_Given request_: Output every entry exactly as written, but omit the pictures.
#### Material
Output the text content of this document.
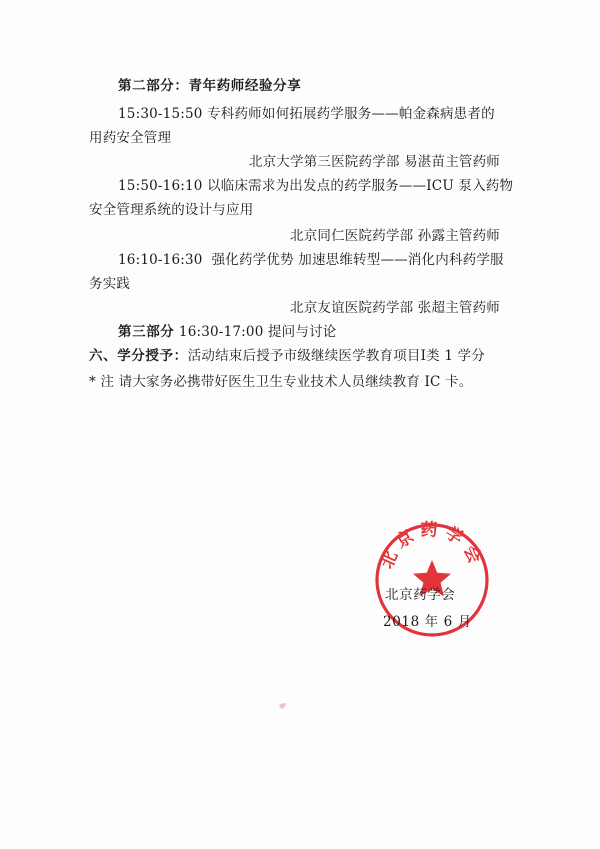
第二部分：青年药师经验分享
15:30-15:50 专科药师如何拓展药学服务——帕金森病患者的
用药安全管理
北京大学第三医院药学部 易湛苗主管药师
15:50-16:10 以临床需求为出发点的药学服务——ICU 泵入药物
安全管理系统的设计与应用
北京同仁医院药学部 孙露主管药师
16:10-16:30 强化药学优势 加速思维转型——消化内科药学服
务实践
北京友谊医院药学部 张超主管药师
第三部分 16:30-17:00 提问与讨论
六、学分授予：活动结束后授予市级继续医学教育项目Ⅰ类 1 学分
* 注 请大家务必携带好医生卫生专业技术人员继续教育 IC 卡。
北京药学会
北京药学会
2018 年 6 月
########
_The result_:
Output the text content of this document.
第二部分：青年药师经验分享
15:30-15:50 专科药师如何拓展药学服务——帕金森病患者的
用药安全管理
北京大学第三医院药学部 易湛苗主管药师
15:50-16:10 以临床需求为出发点的药学服务——ICU 泵入药物
安全管理系统的设计与应用
北京同仁医院药学部 孙露主管药师
16:10-16:30 强化药学优势 加速思维转型——消化内科药学服
务实践
北京友谊医院药学部 张超主管药师
第三部分 16:30-17:00 提问与讨论
六、学分授予：活动结束后授予市级继续医学教育项目Ⅰ类 1 学分
* 注 请大家务必携带好医生卫生专业技术人员继续教育 IC 卡。
北京药学会
北京药学会
2018 年 6 月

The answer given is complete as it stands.